Lines of data:
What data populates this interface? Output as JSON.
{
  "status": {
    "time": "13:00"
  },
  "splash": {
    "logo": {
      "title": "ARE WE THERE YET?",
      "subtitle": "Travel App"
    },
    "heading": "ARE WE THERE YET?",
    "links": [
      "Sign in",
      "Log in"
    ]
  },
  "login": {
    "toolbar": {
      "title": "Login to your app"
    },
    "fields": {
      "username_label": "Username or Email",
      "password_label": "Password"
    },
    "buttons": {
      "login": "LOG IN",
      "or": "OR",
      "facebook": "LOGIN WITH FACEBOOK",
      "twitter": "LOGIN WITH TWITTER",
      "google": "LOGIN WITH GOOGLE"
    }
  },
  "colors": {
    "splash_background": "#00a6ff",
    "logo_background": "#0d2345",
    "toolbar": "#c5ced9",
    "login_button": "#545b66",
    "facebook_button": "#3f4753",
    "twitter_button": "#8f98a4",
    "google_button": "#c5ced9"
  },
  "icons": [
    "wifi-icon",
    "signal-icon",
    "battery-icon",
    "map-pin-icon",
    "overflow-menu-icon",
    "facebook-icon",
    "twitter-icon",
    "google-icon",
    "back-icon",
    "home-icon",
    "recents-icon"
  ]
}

--

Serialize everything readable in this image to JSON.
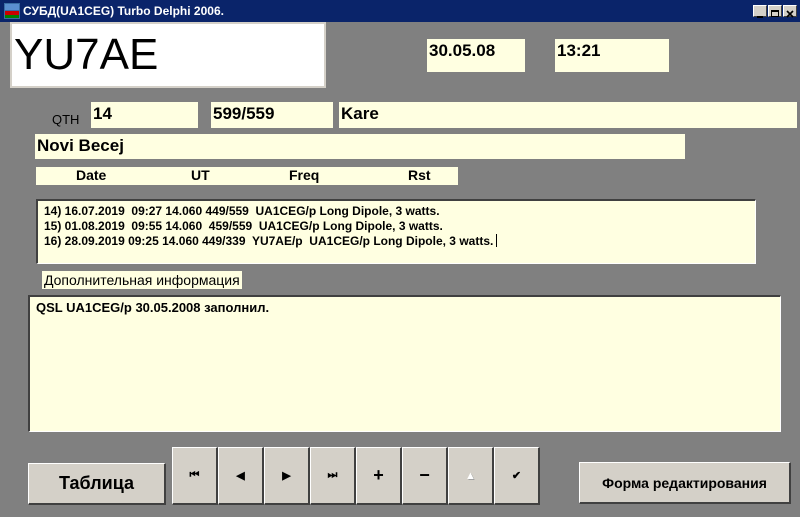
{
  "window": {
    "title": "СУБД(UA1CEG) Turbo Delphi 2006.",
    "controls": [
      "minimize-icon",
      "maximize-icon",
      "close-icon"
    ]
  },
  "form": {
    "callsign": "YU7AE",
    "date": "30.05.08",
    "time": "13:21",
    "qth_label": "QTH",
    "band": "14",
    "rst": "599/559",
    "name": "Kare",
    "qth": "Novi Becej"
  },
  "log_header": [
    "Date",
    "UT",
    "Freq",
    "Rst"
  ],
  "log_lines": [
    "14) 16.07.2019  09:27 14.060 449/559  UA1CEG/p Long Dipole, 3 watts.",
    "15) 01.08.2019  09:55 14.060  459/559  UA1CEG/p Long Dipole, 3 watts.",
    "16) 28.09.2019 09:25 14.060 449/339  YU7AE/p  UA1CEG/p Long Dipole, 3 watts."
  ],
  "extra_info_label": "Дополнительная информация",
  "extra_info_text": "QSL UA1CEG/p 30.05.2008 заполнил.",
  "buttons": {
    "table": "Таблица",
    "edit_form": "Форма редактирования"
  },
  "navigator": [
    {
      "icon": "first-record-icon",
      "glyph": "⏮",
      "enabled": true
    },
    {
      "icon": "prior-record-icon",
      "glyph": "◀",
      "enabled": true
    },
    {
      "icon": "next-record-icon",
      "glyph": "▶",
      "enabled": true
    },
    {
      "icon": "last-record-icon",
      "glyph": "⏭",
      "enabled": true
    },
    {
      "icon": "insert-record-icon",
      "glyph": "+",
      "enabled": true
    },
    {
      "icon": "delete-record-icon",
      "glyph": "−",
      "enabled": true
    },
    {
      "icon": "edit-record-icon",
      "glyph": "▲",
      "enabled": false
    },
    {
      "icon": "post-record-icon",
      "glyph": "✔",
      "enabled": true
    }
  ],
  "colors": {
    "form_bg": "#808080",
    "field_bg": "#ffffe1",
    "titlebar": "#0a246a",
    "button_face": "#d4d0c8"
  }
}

**Task prompt**
Identify the lines of the entries containing the string "record". Copy each such line.

**Exercise output**
      "icon": "first-record-icon",
      "icon": "prior-record-icon",
      "icon": "next-record-icon",
      "icon": "last-record-icon",
      "icon": "insert-record-icon",
      "icon": "delete-record-icon",
      "icon": "edit-record-icon",
      "icon": "post-record-icon",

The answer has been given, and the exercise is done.